[Records]
* begin *
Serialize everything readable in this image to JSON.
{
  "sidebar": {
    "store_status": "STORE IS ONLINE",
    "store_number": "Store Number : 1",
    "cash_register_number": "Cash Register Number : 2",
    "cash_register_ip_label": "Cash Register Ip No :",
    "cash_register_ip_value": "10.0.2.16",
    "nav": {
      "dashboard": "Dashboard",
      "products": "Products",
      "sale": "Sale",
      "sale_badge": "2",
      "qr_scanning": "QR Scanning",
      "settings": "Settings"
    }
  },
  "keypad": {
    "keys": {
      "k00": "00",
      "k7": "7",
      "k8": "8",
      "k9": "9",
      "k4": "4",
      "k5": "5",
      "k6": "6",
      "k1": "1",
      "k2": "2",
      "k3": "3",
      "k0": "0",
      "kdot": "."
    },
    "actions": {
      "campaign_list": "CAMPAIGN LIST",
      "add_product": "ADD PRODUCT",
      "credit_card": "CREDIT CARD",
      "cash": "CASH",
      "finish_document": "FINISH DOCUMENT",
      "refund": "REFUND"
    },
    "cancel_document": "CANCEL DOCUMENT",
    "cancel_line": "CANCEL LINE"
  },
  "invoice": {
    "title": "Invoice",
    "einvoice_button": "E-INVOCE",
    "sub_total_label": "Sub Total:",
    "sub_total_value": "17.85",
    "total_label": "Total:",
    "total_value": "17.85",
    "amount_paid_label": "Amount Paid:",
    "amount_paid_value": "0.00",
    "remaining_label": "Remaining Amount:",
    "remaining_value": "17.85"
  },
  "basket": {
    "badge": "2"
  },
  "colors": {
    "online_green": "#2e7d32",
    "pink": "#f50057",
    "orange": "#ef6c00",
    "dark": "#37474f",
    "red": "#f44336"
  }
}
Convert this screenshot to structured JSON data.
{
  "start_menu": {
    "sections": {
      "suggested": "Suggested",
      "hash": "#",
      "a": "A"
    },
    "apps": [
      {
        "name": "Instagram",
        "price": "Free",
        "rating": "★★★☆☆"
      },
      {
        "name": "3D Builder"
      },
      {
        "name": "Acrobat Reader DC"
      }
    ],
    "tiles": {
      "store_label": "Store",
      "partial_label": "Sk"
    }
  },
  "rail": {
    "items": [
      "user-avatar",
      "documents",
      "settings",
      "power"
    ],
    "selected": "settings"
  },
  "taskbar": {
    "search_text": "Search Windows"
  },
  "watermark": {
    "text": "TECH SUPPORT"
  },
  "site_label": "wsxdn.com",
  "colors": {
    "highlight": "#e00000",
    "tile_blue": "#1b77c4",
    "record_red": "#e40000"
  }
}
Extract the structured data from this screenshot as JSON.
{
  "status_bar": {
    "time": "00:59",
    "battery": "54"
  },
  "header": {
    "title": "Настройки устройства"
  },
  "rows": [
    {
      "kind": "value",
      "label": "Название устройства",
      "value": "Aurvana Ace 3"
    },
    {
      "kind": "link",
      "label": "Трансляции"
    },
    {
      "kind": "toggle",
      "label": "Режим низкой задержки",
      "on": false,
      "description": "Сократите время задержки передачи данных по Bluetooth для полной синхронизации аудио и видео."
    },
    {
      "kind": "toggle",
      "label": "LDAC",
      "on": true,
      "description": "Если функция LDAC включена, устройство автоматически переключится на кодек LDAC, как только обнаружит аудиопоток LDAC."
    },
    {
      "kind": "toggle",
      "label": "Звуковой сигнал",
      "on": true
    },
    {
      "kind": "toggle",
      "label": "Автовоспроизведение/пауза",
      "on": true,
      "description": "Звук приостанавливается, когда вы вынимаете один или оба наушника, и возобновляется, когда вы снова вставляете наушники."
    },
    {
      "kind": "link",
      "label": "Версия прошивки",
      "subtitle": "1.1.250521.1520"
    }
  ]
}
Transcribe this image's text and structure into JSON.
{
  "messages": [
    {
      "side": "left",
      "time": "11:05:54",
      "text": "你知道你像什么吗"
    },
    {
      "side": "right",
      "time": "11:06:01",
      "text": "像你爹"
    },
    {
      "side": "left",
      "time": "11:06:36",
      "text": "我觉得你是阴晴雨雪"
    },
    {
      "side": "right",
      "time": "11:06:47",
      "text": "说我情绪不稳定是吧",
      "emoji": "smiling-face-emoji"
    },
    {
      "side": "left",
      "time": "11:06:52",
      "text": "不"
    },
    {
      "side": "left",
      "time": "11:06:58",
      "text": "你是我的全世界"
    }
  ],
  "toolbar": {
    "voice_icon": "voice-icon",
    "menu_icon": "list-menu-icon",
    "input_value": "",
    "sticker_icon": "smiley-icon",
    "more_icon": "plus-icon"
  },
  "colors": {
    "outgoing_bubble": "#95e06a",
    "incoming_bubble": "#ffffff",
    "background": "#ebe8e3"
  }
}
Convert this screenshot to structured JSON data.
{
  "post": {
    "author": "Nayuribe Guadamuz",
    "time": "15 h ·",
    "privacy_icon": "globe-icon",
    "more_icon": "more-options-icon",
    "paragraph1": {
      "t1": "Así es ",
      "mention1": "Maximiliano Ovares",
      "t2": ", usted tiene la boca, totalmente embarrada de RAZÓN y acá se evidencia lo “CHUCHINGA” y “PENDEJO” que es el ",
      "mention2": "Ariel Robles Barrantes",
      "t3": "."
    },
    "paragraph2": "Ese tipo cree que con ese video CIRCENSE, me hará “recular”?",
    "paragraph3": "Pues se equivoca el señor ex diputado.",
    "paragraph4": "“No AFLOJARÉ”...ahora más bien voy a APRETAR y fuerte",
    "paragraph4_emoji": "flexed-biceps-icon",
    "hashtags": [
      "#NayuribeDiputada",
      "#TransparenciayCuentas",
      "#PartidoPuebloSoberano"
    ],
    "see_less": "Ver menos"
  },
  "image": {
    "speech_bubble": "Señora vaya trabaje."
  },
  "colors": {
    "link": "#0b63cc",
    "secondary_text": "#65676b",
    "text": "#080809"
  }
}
* end *
[Task to complete]
Output each record precisely as given.

[Worked answer]
Serialize everything readable in this image to JSON.
{
  "sidebar": {
    "store_status": "STORE IS ONLINE",
    "store_number": "Store Number : 1",
    "cash_register_number": "Cash Register Number : 2",
    "cash_register_ip_label": "Cash Register Ip No :",
    "cash_register_ip_value": "10.0.2.16",
    "nav": {
      "dashboard": "Dashboard",
      "products": "Products",
      "sale": "Sale",
      "sale_badge": "2",
      "qr_scanning": "QR Scanning",
      "settings": "Settings"
    }
  },
  "keypad": {
    "keys": {
      "k00": "00",
      "k7": "7",
      "k8": "8",
      "k9": "9",
      "k4": "4",
      "k5": "5",
      "k6": "6",
      "k1": "1",
      "k2": "2",
      "k3": "3",
      "k0": "0",
      "kdot": "."
    },
    "actions": {
      "campaign_list": "CAMPAIGN LIST",
      "add_product": "ADD PRODUCT",
      "credit_card": "CREDIT CARD",
      "cash": "CASH",
      "finish_document": "FINISH DOCUMENT",
      "refund": "REFUND"
    },
    "cancel_document": "CANCEL DOCUMENT",
    "cancel_line": "CANCEL LINE"
  },
  "invoice": {
    "title": "Invoice",
    "einvoice_button": "E-INVOCE",
    "sub_total_label": "Sub Total:",
    "sub_total_value": "17.85",
    "total_label": "Total:",
    "total_value": "17.85",
    "amount_paid_label": "Amount Paid:",
    "amount_paid_value": "0.00",
    "remaining_label": "Remaining Amount:",
    "remaining_value": "17.85"
  },
  "basket": {
    "badge": "2"
  },
  "colors": {
    "online_green": "#2e7d32",
    "pink": "#f50057",
    "orange": "#ef6c00",
    "dark": "#37474f",
    "red": "#f44336"
  }
}
Convert this screenshot to structured JSON data.
{
  "start_menu": {
    "sections": {
      "suggested": "Suggested",
      "hash": "#",
      "a": "A"
    },
    "apps": [
      {
        "name": "Instagram",
        "price": "Free",
        "rating": "★★★☆☆"
      },
      {
        "name": "3D Builder"
      },
      {
        "name": "Acrobat Reader DC"
      }
    ],
    "tiles": {
      "store_label": "Store",
      "partial_label": "Sk"
    }
  },
  "rail": {
    "items": [
      "user-avatar",
      "documents",
      "settings",
      "power"
    ],
    "selected": "settings"
  },
  "taskbar": {
    "search_text": "Search Windows"
  },
  "watermark": {
    "text": "TECH SUPPORT"
  },
  "site_label": "wsxdn.com",
  "colors": {
    "highlight": "#e00000",
    "tile_blue": "#1b77c4",
    "record_red": "#e40000"
  }
}
Extract the structured data from this screenshot as JSON.
{
  "status_bar": {
    "time": "00:59",
    "battery": "54"
  },
  "header": {
    "title": "Настройки устройства"
  },
  "rows": [
    {
      "kind": "value",
      "label": "Название устройства",
      "value": "Aurvana Ace 3"
    },
    {
      "kind": "link",
      "label": "Трансляции"
    },
    {
      "kind": "toggle",
      "label": "Режим низкой задержки",
      "on": false,
      "description": "Сократите время задержки передачи данных по Bluetooth для полной синхронизации аудио и видео."
    },
    {
      "kind": "toggle",
      "label": "LDAC",
      "on": true,
      "description": "Если функция LDAC включена, устройство автоматически переключится на кодек LDAC, как только обнаружит аудиопоток LDAC."
    },
    {
      "kind": "toggle",
      "label": "Звуковой сигнал",
      "on": true
    },
    {
      "kind": "toggle",
      "label": "Автовоспроизведение/пауза",
      "on": true,
      "description": "Звук приостанавливается, когда вы вынимаете один или оба наушника, и возобновляется, когда вы снова вставляете наушники."
    },
    {
      "kind": "link",
      "label": "Версия прошивки",
      "subtitle": "1.1.250521.1520"
    }
  ]
}
Transcribe this image's text and structure into JSON.
{
  "messages": [
    {
      "side": "left",
      "time": "11:05:54",
      "text": "你知道你像什么吗"
    },
    {
      "side": "right",
      "time": "11:06:01",
      "text": "像你爹"
    },
    {
      "side": "left",
      "time": "11:06:36",
      "text": "我觉得你是阴晴雨雪"
    },
    {
      "side": "right",
      "time": "11:06:47",
      "text": "说我情绪不稳定是吧",
      "emoji": "smiling-face-emoji"
    },
    {
      "side": "left",
      "time": "11:06:52",
      "text": "不"
    },
    {
      "side": "left",
      "time": "11:06:58",
      "text": "你是我的全世界"
    }
  ],
  "toolbar": {
    "voice_icon": "voice-icon",
    "menu_icon": "list-menu-icon",
    "input_value": "",
    "sticker_icon": "smiley-icon",
    "more_icon": "plus-icon"
  },
  "colors": {
    "outgoing_bubble": "#95e06a",
    "incoming_bubble": "#ffffff",
    "background": "#ebe8e3"
  }
}
Convert this screenshot to structured JSON data.
{
  "post": {
    "author": "Nayuribe Guadamuz",
    "time": "15 h ·",
    "privacy_icon": "globe-icon",
    "more_icon": "more-options-icon",
    "paragraph1": {
      "t1": "Así es ",
      "mention1": "Maximiliano Ovares",
      "t2": ", usted tiene la boca, totalmente embarrada de RAZÓN y acá se evidencia lo “CHUCHINGA” y “PENDEJO” que es el ",
      "mention2": "Ariel Robles Barrantes",
      "t3": "."
    },
    "paragraph2": "Ese tipo cree que con ese video CIRCENSE, me hará “recular”?",
    "paragraph3": "Pues se equivoca el señor ex diputado.",
    "paragraph4": "“No AFLOJARÉ”...ahora más bien voy a APRETAR y fuerte",
    "paragraph4_emoji": "flexed-biceps-icon",
    "hashtags": [
      "#NayuribeDiputada",
      "#TransparenciayCuentas",
      "#PartidoPuebloSoberano"
    ],
    "see_less": "Ver menos"
  },
  "image": {
    "speech_bubble": "Señora vaya trabaje."
  },
  "colors": {
    "link": "#0b63cc",
    "secondary_text": "#65676b",
    "text": "#080809"
  }
}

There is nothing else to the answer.